Task brief: Return each line that holds the word "ÊTES".
● ● ● ● ●
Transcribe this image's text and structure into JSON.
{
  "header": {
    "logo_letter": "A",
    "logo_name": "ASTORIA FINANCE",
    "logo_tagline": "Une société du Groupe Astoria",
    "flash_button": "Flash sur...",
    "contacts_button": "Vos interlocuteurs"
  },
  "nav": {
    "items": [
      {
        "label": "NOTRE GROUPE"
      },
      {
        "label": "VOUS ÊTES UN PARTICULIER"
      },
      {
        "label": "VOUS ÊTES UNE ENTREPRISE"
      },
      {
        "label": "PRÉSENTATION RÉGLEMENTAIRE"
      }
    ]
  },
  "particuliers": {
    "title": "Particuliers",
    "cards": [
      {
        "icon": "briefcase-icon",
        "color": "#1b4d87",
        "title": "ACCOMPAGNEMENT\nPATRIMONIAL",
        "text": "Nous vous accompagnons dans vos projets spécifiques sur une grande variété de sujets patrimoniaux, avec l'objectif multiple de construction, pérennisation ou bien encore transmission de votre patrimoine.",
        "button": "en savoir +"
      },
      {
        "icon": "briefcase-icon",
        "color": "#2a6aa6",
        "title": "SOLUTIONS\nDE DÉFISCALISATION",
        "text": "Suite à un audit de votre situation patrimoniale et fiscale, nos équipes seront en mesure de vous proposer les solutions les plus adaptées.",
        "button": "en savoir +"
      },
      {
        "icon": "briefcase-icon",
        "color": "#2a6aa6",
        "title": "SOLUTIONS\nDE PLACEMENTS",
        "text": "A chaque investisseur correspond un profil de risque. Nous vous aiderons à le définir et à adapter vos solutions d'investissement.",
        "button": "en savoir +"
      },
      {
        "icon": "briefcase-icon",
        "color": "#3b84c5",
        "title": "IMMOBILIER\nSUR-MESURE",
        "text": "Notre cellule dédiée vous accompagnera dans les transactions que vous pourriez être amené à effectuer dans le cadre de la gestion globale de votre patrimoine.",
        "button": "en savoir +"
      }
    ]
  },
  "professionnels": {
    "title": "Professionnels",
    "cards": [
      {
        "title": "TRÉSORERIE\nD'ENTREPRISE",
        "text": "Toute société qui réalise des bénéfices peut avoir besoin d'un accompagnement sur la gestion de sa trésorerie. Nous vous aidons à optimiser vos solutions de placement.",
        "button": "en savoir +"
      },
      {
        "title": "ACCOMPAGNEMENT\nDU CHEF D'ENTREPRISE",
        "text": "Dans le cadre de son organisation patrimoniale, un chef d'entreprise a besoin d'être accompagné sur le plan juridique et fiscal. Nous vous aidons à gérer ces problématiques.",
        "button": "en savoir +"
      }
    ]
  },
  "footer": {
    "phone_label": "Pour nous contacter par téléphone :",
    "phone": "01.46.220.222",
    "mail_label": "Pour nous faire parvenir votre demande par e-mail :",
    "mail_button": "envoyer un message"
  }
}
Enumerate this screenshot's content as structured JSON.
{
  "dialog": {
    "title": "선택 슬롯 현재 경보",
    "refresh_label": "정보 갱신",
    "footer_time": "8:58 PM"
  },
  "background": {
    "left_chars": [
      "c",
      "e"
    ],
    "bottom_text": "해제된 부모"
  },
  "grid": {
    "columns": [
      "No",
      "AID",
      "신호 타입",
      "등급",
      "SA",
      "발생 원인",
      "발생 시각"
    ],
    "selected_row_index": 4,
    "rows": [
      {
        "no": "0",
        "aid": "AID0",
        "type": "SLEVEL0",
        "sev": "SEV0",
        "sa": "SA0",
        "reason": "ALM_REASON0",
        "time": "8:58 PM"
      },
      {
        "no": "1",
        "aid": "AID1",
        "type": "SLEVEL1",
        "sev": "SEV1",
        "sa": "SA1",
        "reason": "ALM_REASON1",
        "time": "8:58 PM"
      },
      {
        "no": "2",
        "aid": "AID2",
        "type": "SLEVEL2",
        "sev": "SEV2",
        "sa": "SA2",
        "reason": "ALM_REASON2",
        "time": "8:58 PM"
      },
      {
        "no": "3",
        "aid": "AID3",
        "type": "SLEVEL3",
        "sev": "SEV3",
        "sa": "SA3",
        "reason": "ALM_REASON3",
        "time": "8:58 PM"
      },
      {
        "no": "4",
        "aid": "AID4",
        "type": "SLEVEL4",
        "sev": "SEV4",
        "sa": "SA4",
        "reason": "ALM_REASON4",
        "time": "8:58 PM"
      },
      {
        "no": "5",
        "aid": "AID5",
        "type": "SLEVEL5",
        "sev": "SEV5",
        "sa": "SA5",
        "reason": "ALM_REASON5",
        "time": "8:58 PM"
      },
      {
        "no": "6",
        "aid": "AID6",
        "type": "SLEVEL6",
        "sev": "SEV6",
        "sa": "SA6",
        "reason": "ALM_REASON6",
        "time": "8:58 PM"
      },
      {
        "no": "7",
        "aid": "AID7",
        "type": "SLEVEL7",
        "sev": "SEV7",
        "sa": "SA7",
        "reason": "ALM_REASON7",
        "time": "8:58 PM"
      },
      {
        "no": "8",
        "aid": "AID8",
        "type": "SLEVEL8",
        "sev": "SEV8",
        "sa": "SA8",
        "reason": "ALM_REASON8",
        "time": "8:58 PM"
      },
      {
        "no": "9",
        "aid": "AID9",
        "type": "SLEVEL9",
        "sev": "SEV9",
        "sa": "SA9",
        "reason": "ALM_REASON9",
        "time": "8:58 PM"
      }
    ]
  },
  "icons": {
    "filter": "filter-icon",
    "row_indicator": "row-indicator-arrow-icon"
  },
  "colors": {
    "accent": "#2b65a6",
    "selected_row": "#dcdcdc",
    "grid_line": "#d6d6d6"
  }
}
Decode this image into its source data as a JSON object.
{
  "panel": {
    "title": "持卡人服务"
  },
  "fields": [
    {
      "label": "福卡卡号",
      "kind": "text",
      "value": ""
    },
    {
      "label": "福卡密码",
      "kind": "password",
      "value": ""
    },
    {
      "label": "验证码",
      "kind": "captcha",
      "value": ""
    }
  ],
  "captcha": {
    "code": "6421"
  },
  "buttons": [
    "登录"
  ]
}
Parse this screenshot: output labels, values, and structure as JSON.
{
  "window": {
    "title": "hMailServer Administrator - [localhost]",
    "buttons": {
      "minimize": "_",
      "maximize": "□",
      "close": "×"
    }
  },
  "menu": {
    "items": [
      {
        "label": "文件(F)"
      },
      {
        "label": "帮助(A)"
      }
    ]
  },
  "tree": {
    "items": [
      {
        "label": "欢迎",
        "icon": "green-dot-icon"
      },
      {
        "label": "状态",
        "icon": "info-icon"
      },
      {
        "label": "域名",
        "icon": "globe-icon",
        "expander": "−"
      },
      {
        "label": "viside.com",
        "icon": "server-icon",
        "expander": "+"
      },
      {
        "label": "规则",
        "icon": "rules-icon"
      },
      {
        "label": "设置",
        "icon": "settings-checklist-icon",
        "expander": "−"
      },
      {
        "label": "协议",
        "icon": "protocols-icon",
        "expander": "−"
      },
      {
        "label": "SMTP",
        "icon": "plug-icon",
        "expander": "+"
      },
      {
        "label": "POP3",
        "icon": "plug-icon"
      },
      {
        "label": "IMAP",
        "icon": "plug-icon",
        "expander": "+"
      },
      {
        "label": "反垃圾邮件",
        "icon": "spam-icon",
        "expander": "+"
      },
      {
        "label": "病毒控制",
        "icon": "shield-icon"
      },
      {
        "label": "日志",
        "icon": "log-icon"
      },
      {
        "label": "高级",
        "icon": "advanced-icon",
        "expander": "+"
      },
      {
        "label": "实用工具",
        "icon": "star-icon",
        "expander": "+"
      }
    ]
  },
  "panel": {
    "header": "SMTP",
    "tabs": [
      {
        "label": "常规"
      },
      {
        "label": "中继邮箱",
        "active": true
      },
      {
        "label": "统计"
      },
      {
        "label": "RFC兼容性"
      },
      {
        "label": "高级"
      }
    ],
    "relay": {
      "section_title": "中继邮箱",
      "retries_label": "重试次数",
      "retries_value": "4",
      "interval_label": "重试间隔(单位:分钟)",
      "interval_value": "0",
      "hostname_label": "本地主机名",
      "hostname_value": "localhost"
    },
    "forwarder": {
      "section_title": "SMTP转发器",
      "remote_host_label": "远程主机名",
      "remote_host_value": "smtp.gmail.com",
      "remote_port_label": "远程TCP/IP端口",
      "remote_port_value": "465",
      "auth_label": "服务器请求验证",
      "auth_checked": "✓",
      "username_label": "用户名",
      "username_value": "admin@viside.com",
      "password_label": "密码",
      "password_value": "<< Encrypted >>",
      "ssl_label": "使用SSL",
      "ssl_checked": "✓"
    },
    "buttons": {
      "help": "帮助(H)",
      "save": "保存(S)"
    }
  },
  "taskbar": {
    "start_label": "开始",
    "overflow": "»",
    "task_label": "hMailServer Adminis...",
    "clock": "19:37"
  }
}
● ● ● ● ●
Solution:
        "label": "VOUS ÊTES UN PARTICULIER"
        "label": "VOUS ÊTES UNE ENTREPRISE"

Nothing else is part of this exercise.